:: THE EXERCISE ::
Look through the data below and return each line where "name" appears.
— Start of RECORDS FOR PROCESSING —
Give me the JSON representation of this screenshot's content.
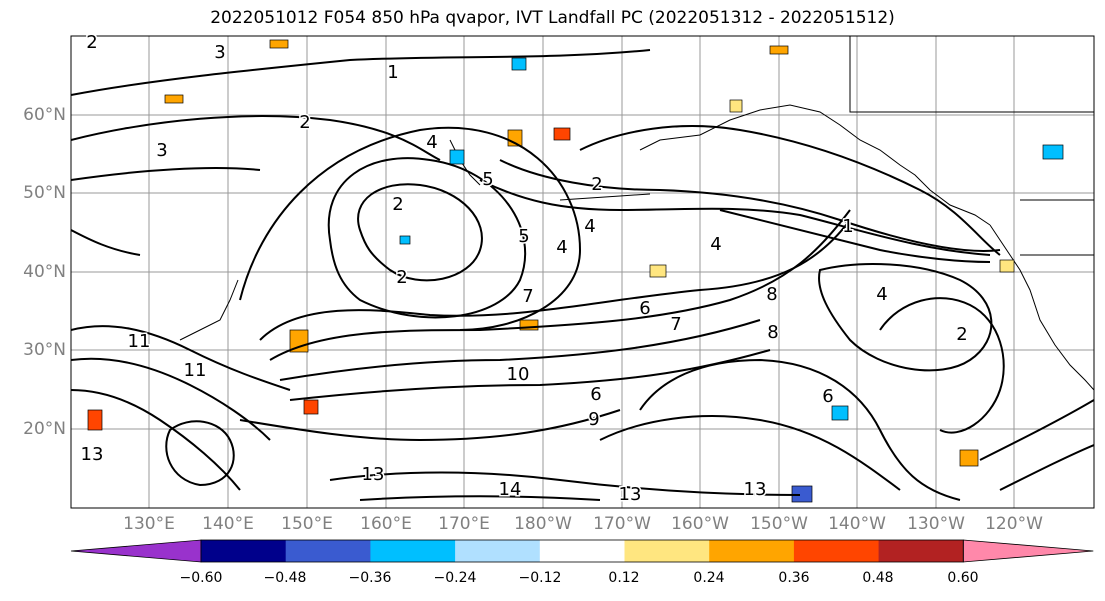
{
  "title": "2022051012 F054 850 hPa qvapor, IVT Landfall PC (2022051312 - 2022051512)",
  "lat_labels": [
    "60°N",
    "50°N",
    "40°N",
    "30°N",
    "20°N"
  ],
  "lon_labels": [
    "130°E",
    "140°E",
    "150°E",
    "160°E",
    "170°E",
    "180°W",
    "170°W",
    "160°W",
    "150°W",
    "140°W",
    "130°W",
    "120°W"
  ],
  "colorbar": {
    "ticks": [
      "−0.60",
      "−0.48",
      "−0.36",
      "−0.24",
      "−0.12",
      "0.12",
      "0.24",
      "0.36",
      "0.48",
      "0.60"
    ],
    "colors": [
      "#9932cc",
      "#00008b",
      "#3a5bd0",
      "#00bfff",
      "#b0e0ff",
      "#ffffff",
      "#ffe680",
      "#ffa500",
      "#ff4500",
      "#b22222",
      "#ff88aa"
    ]
  },
  "contour_labels": [
    "2",
    "3",
    "1",
    "2",
    "3",
    "2",
    "2",
    "4",
    "5",
    "4",
    "5",
    "2",
    "4",
    "4",
    "6",
    "7",
    "7",
    "8",
    "4",
    "1",
    "2",
    "8",
    "10",
    "11",
    "11",
    "6",
    "6",
    "9",
    "13",
    "13",
    "13",
    "13",
    "14"
  ]
}
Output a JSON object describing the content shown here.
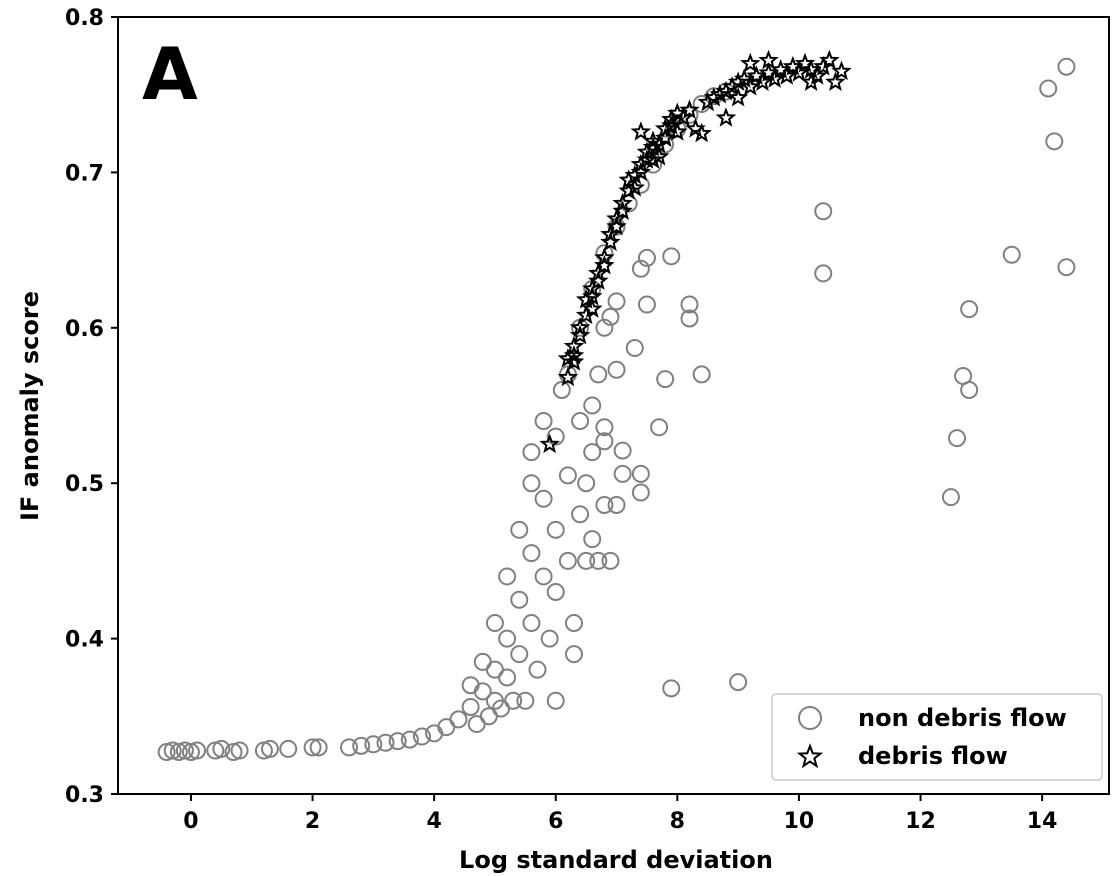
{
  "colors": {
    "non_debris": "#808080",
    "debris": "#000000"
  },
  "chart_data": {
    "type": "scatter",
    "title": "",
    "panel_label": "A",
    "xlabel": "Log standard deviation",
    "ylabel": "IF anomaly score",
    "xlim": [
      -1.2,
      15.1
    ],
    "ylim": [
      0.3,
      0.8
    ],
    "xticks": [
      "0",
      "2",
      "4",
      "6",
      "8",
      "10",
      "12",
      "14"
    ],
    "yticks": [
      "0.3",
      "0.4",
      "0.5",
      "0.6",
      "0.7",
      "0.8"
    ],
    "grid": false,
    "legend_position": "lower-right",
    "legend": [
      "non debris flow",
      "debris flow"
    ],
    "series": [
      {
        "name": "non debris flow",
        "marker": "circle-open",
        "points": [
          [
            -0.4,
            0.327
          ],
          [
            -0.3,
            0.328
          ],
          [
            -0.2,
            0.327
          ],
          [
            -0.1,
            0.328
          ],
          [
            0.0,
            0.327
          ],
          [
            0.1,
            0.328
          ],
          [
            0.4,
            0.328
          ],
          [
            0.5,
            0.329
          ],
          [
            0.7,
            0.327
          ],
          [
            0.8,
            0.328
          ],
          [
            1.2,
            0.328
          ],
          [
            1.3,
            0.329
          ],
          [
            1.6,
            0.329
          ],
          [
            2.0,
            0.33
          ],
          [
            2.1,
            0.33
          ],
          [
            2.6,
            0.33
          ],
          [
            2.8,
            0.331
          ],
          [
            3.0,
            0.332
          ],
          [
            3.2,
            0.333
          ],
          [
            3.4,
            0.334
          ],
          [
            3.6,
            0.335
          ],
          [
            3.8,
            0.337
          ],
          [
            4.0,
            0.339
          ],
          [
            4.2,
            0.343
          ],
          [
            4.4,
            0.348
          ],
          [
            4.6,
            0.356
          ],
          [
            4.8,
            0.366
          ],
          [
            5.0,
            0.38
          ],
          [
            5.2,
            0.4
          ],
          [
            5.4,
            0.425
          ],
          [
            5.6,
            0.455
          ],
          [
            5.8,
            0.49
          ],
          [
            6.0,
            0.53
          ],
          [
            6.2,
            0.57
          ],
          [
            6.4,
            0.6
          ],
          [
            6.6,
            0.625
          ],
          [
            6.8,
            0.648
          ],
          [
            7.0,
            0.665
          ],
          [
            7.2,
            0.68
          ],
          [
            7.4,
            0.692
          ],
          [
            7.6,
            0.705
          ],
          [
            7.8,
            0.718
          ],
          [
            8.0,
            0.728
          ],
          [
            8.2,
            0.737
          ],
          [
            8.4,
            0.744
          ],
          [
            8.6,
            0.749
          ],
          [
            8.8,
            0.752
          ],
          [
            5.0,
            0.36
          ],
          [
            5.2,
            0.375
          ],
          [
            5.4,
            0.39
          ],
          [
            5.6,
            0.41
          ],
          [
            5.8,
            0.44
          ],
          [
            6.0,
            0.47
          ],
          [
            6.2,
            0.505
          ],
          [
            6.4,
            0.54
          ],
          [
            5.6,
            0.5
          ],
          [
            5.4,
            0.47
          ],
          [
            5.2,
            0.44
          ],
          [
            5.0,
            0.41
          ],
          [
            4.8,
            0.385
          ],
          [
            4.6,
            0.37
          ],
          [
            6.0,
            0.43
          ],
          [
            6.2,
            0.45
          ],
          [
            6.4,
            0.48
          ],
          [
            6.6,
            0.52
          ],
          [
            5.8,
            0.54
          ],
          [
            5.6,
            0.52
          ],
          [
            6.1,
            0.56
          ],
          [
            5.9,
            0.4
          ],
          [
            5.7,
            0.38
          ],
          [
            5.5,
            0.36
          ],
          [
            6.3,
            0.41
          ],
          [
            6.5,
            0.45
          ],
          [
            6.5,
            0.5
          ],
          [
            6.6,
            0.55
          ],
          [
            6.7,
            0.57
          ],
          [
            6.8,
            0.6
          ],
          [
            4.7,
            0.345
          ],
          [
            4.9,
            0.35
          ],
          [
            5.1,
            0.355
          ],
          [
            5.3,
            0.36
          ],
          [
            7.4,
            0.638
          ],
          [
            7.5,
            0.645
          ],
          [
            7.5,
            0.615
          ],
          [
            7.3,
            0.587
          ],
          [
            7.0,
            0.573
          ],
          [
            6.9,
            0.607
          ],
          [
            7.0,
            0.617
          ],
          [
            6.8,
            0.536
          ],
          [
            6.8,
            0.527
          ],
          [
            7.1,
            0.521
          ],
          [
            7.1,
            0.506
          ],
          [
            7.4,
            0.506
          ],
          [
            7.4,
            0.494
          ],
          [
            6.8,
            0.486
          ],
          [
            7.0,
            0.486
          ],
          [
            6.6,
            0.464
          ],
          [
            6.7,
            0.45
          ],
          [
            6.9,
            0.45
          ],
          [
            7.7,
            0.536
          ],
          [
            7.8,
            0.567
          ],
          [
            7.9,
            0.646
          ],
          [
            8.2,
            0.615
          ],
          [
            8.2,
            0.606
          ],
          [
            8.4,
            0.57
          ],
          [
            7.9,
            0.368
          ],
          [
            9.0,
            0.372
          ],
          [
            6.3,
            0.39
          ],
          [
            6.0,
            0.36
          ],
          [
            10.4,
            0.675
          ],
          [
            10.4,
            0.635
          ],
          [
            12.5,
            0.491
          ],
          [
            12.6,
            0.529
          ],
          [
            12.7,
            0.569
          ],
          [
            12.8,
            0.56
          ],
          [
            12.8,
            0.612
          ],
          [
            13.5,
            0.647
          ],
          [
            14.1,
            0.754
          ],
          [
            14.2,
            0.72
          ],
          [
            14.4,
            0.768
          ],
          [
            14.4,
            0.639
          ]
        ]
      },
      {
        "name": "debris flow",
        "marker": "star-open",
        "points": [
          [
            5.9,
            0.525
          ],
          [
            6.2,
            0.568
          ],
          [
            6.2,
            0.58
          ],
          [
            6.3,
            0.578
          ],
          [
            6.3,
            0.588
          ],
          [
            6.4,
            0.595
          ],
          [
            6.4,
            0.6
          ],
          [
            6.5,
            0.608
          ],
          [
            6.5,
            0.618
          ],
          [
            6.6,
            0.62
          ],
          [
            6.6,
            0.625
          ],
          [
            6.7,
            0.63
          ],
          [
            6.7,
            0.635
          ],
          [
            6.8,
            0.64
          ],
          [
            6.8,
            0.645
          ],
          [
            6.9,
            0.655
          ],
          [
            6.9,
            0.66
          ],
          [
            7.0,
            0.665
          ],
          [
            7.0,
            0.67
          ],
          [
            7.1,
            0.675
          ],
          [
            7.1,
            0.68
          ],
          [
            7.2,
            0.688
          ],
          [
            7.2,
            0.695
          ],
          [
            7.3,
            0.69
          ],
          [
            7.3,
            0.698
          ],
          [
            7.4,
            0.7
          ],
          [
            7.4,
            0.705
          ],
          [
            7.5,
            0.708
          ],
          [
            7.5,
            0.713
          ],
          [
            7.6,
            0.716
          ],
          [
            7.6,
            0.72
          ],
          [
            7.7,
            0.71
          ],
          [
            7.7,
            0.718
          ],
          [
            7.8,
            0.722
          ],
          [
            7.8,
            0.728
          ],
          [
            7.9,
            0.73
          ],
          [
            7.9,
            0.734
          ],
          [
            8.0,
            0.738
          ],
          [
            8.0,
            0.726
          ],
          [
            8.1,
            0.735
          ],
          [
            8.2,
            0.74
          ],
          [
            8.4,
            0.725
          ],
          [
            8.5,
            0.745
          ],
          [
            8.6,
            0.748
          ],
          [
            8.7,
            0.75
          ],
          [
            8.8,
            0.752
          ],
          [
            8.8,
            0.735
          ],
          [
            8.9,
            0.755
          ],
          [
            9.0,
            0.758
          ],
          [
            9.0,
            0.748
          ],
          [
            9.1,
            0.76
          ],
          [
            9.2,
            0.755
          ],
          [
            9.3,
            0.762
          ],
          [
            9.4,
            0.758
          ],
          [
            9.5,
            0.764
          ],
          [
            9.6,
            0.76
          ],
          [
            9.7,
            0.766
          ],
          [
            9.8,
            0.762
          ],
          [
            9.9,
            0.768
          ],
          [
            10.0,
            0.764
          ],
          [
            10.1,
            0.77
          ],
          [
            10.2,
            0.766
          ],
          [
            10.3,
            0.762
          ],
          [
            10.4,
            0.768
          ],
          [
            10.5,
            0.772
          ],
          [
            10.6,
            0.758
          ],
          [
            10.7,
            0.765
          ],
          [
            9.2,
            0.77
          ],
          [
            9.5,
            0.772
          ],
          [
            10.2,
            0.758
          ],
          [
            7.4,
            0.726
          ],
          [
            7.6,
            0.708
          ],
          [
            8.3,
            0.728
          ],
          [
            6.6,
            0.612
          ],
          [
            6.3,
            0.582
          ]
        ]
      }
    ]
  }
}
— End of RECORDS FOR PROCESSING —
:: TASK ANSWER ::
        "name": "non debris flow",
        "name": "debris flow",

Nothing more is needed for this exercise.